● Information given:
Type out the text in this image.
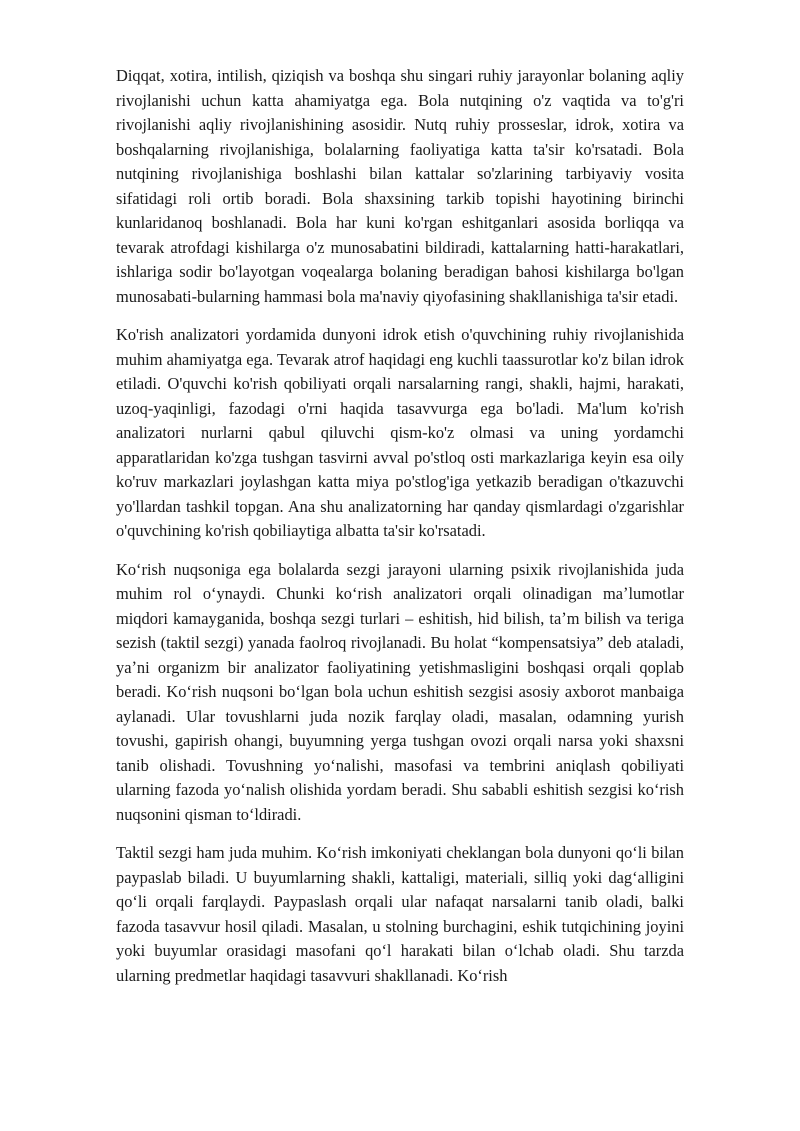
Diqqat, xotira, intilish, qiziqish va boshqa shu singari ruhiy jarayonlar bolaning aqliy rivojlanishi uchun katta ahamiyatga ega. Bola nutqining o'z vaqtida va to'g'ri rivojlanishi aqliy rivojlanishining asosidir. Nutq ruhiy prosseslar, idrok, xotira va boshqalarning rivojlanishiga, bolalarning faoliyatiga katta ta'sir ko'rsatadi. Bola nutqining rivojlanishiga boshlashi bilan kattalar so'zlarining tarbiyaviy vosita sifatidagi roli ortib boradi. Bola shaxsining tarkib topishi hayotining birinchi kunlaridanoq boshlanadi. Bola har kuni ko'rgan eshitganlari asosida borliqqa va tevarak atrofdagi kishilarga o'z munosabatini bildiradi, kattalarning hatti-harakatlari, ishlariga sodir bo'layotgan voqealarga bolaning beradigan bahosi kishilarga bo'lgan munosabati-bularning hammasi bola ma'naviy qiyofasining shakllanishiga ta'sir etadi.

Ko'rish analizatori yordamida dunyoni idrok etish o'quvchining ruhiy rivojlanishida muhim ahamiyatga ega. Tevarak atrof haqidagi eng kuchli taassurotlar ko'z bilan idrok etiladi. O'quvchi ko'rish qobiliyati orqali narsalarning rangi, shakli, hajmi, harakati, uzoq-yaqinligi, fazodagi o'rni haqida tasavvurga ega bo'ladi. Ma'lum ko'rish analizatori nurlarni qabul qiluvchi qism-ko'z olmasi va uning yordamchi apparatlaridan ko'zga tushgan tasvirni avval po'stloq osti markazlariga keyin esa oily ko'ruv markazlari joylashgan katta miya po'stlog'iga yetkazib beradigan o'tkazuvchi yo'llardan tashkil topgan. Ana shu analizatorning har qanday qismlardagi o'zgarishlar o'quvchining ko'rish qobiliaytiga albatta ta'sir ko'rsatadi.

Koʻrish nuqsoniga ega bolalarda sezgi jarayoni ularning psixik rivojlanishida juda muhim rol oʻynaydi. Chunki koʻrish analizatori orqali olinadigan maʼlumotlar miqdori kamayganida, boshqa sezgi turlari – eshitish, hid bilish, taʼm bilish va teriga sezish (taktil sezgi) yanada faolroq rivojlanadi. Bu holat “kompensatsiya” deb ataladi, yaʼni organizm bir analizator faoliyatining yetishmasligini boshqasi orqali qoplab beradi. Koʻrish nuqsoni boʻlgan bola uchun eshitish sezgisi asosiy axborot manbaiga aylanadi. Ular tovushlarni juda nozik farqlay oladi, masalan, odamning yurish tovushi, gapirish ohangi, buyumning yerga tushgan ovozi orqali narsa yoki shaxsni tanib olishadi. Tovushning yoʻnalishi, masofasi va tembrini aniqlash qobiliyati ularning fazoda yoʻnalish olishida yordam beradi. Shu sababli eshitish sezgisi koʻrish nuqsonini qisman toʻldiradi.

Taktil sezgi ham juda muhim. Koʻrish imkoniyati cheklangan bola dunyoni qoʻli bilan paypaslab biladi. U buyumlarning shakli, kattaligi, materiali, silliq yoki dagʻalligini qoʻli orqali farqlaydi. Paypaslash orqali ular nafaqat narsalarni tanib oladi, balki fazoda tasavvur hosil qiladi. Masalan, u stolning burchagini, eshik tutqichining joyini yoki buyumlar orasidagi masofani qoʻl harakati bilan oʻlchab oladi. Shu tarzda ularning predmetlar haqidagi tasavvuri shakllanadi. Koʻrish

● Task brief:
Each entry above is to be written out again unchanged, apart from the pictures, which are left out.

● Solution below:
Type out the text in this image.
Diqqat, xotira, intilish, qiziqish va boshqa shu singari ruhiy jarayonlar bolaning aqliy rivojlanishi uchun katta ahamiyatga ega. Bola nutqining o'z vaqtida va to'g'ri rivojlanishi aqliy rivojlanishining asosidir. Nutq ruhiy prosseslar, idrok, xotira va boshqalarning rivojlanishiga, bolalarning faoliyatiga katta ta'sir ko'rsatadi. Bola nutqining rivojlanishiga boshlashi bilan kattalar so'zlarining tarbiyaviy vosita sifatidagi roli ortib boradi. Bola shaxsining tarkib topishi hayotining birinchi kunlaridanoq boshlanadi. Bola har kuni ko'rgan eshitganlari asosida borliqqa va tevarak atrofdagi kishilarga o'z munosabatini bildiradi, kattalarning hatti-harakatlari, ishlariga sodir bo'layotgan voqealarga bolaning beradigan bahosi kishilarga bo'lgan munosabati-bularning hammasi bola ma'naviy qiyofasining shakllanishiga ta'sir etadi.

Ko'rish analizatori yordamida dunyoni idrok etish o'quvchining ruhiy rivojlanishida muhim ahamiyatga ega. Tevarak atrof haqidagi eng kuchli taassurotlar ko'z bilan idrok etiladi. O'quvchi ko'rish qobiliyati orqali narsalarning rangi, shakli, hajmi, harakati, uzoq-yaqinligi, fazodagi o'rni haqida tasavvurga ega bo'ladi. Ma'lum ko'rish analizatori nurlarni qabul qiluvchi qism-ko'z olmasi va uning yordamchi apparatlaridan ko'zga tushgan tasvirni avval po'stloq osti markazlariga keyin esa oily ko'ruv markazlari joylashgan katta miya po'stlog'iga yetkazib beradigan o'tkazuvchi yo'llardan tashkil topgan. Ana shu analizatorning har qanday qismlardagi o'zgarishlar o'quvchining ko'rish qobiliaytiga albatta ta'sir ko'rsatadi.

Koʻrish nuqsoniga ega bolalarda sezgi jarayoni ularning psixik rivojlanishida juda muhim rol oʻynaydi. Chunki koʻrish analizatori orqali olinadigan maʼlumotlar miqdori kamayganida, boshqa sezgi turlari – eshitish, hid bilish, taʼm bilish va teriga sezish (taktil sezgi) yanada faolroq rivojlanadi. Bu holat “kompensatsiya” deb ataladi, yaʼni organizm bir analizator faoliyatining yetishmasligini boshqasi orqali qoplab beradi. Koʻrish nuqsoni boʻlgan bola uchun eshitish sezgisi asosiy axborot manbaiga aylanadi. Ular tovushlarni juda nozik farqlay oladi, masalan, odamning yurish tovushi, gapirish ohangi, buyumning yerga tushgan ovozi orqali narsa yoki shaxsni tanib olishadi. Tovushning yoʻnalishi, masofasi va tembrini aniqlash qobiliyati ularning fazoda yoʻnalish olishida yordam beradi. Shu sababli eshitish sezgisi koʻrish nuqsonini qisman toʻldiradi.

Taktil sezgi ham juda muhim. Koʻrish imkoniyati cheklangan bola dunyoni qoʻli bilan paypaslab biladi. U buyumlarning shakli, kattaligi, materiali, silliq yoki dagʻalligini qoʻli orqali farqlaydi. Paypaslash orqali ular nafaqat narsalarni tanib oladi, balki fazoda tasavvur hosil qiladi. Masalan, u stolning burchagini, eshik tutqichining joyini yoki buyumlar orasidagi masofani qoʻl harakati bilan oʻlchab oladi. Shu tarzda ularning predmetlar haqidagi tasavvuri shakllanadi. Koʻrish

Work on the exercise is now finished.